Exercise prompt: Extract all lines containing "name".

Records supplied:
* * * * * * *
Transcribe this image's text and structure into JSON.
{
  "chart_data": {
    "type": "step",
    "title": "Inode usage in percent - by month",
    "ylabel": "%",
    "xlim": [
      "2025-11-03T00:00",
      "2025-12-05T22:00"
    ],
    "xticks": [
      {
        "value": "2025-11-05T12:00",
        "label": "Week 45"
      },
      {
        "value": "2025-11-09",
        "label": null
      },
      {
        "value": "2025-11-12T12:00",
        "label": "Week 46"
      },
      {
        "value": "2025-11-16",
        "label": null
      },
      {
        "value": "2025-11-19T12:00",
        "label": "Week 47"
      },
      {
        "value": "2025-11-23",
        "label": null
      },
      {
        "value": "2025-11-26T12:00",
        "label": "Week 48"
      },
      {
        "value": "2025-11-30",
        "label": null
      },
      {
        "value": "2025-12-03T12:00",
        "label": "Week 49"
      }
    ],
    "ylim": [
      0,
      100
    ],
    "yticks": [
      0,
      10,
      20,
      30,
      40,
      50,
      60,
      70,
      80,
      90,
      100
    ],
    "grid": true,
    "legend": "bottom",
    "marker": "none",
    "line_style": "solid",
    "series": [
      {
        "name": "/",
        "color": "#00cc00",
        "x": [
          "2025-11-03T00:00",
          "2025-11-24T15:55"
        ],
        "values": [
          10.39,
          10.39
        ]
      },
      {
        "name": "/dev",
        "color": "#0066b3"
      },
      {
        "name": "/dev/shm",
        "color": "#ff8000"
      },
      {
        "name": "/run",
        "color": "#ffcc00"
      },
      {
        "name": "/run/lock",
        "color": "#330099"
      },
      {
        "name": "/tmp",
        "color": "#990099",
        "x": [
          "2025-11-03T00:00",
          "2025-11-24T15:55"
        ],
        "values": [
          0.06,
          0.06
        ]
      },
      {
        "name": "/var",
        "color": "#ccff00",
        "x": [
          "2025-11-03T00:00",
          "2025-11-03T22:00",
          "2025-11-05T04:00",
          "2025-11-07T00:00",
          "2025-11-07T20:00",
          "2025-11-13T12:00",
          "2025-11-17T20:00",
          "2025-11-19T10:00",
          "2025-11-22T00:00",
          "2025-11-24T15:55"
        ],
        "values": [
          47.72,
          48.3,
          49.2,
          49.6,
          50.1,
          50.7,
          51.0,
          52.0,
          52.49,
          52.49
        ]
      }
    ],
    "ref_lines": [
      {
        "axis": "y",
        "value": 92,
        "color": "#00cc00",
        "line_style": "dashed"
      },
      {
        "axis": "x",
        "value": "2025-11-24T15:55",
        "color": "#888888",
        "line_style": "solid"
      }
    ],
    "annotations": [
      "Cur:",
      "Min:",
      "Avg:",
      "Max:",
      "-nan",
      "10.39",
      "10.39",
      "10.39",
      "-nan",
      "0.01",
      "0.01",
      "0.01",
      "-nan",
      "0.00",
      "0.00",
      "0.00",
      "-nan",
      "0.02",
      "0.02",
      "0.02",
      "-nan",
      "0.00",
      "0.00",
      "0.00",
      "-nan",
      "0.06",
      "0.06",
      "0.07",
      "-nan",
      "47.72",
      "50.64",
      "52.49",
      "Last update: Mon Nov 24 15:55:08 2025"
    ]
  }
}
* * * * * * *
Result for this exercise:
        "name": "/",
        "name": "/dev",
        "name": "/dev/shm",
        "name": "/run",
        "name": "/run/lock",
        "name": "/tmp",
        "name": "/var",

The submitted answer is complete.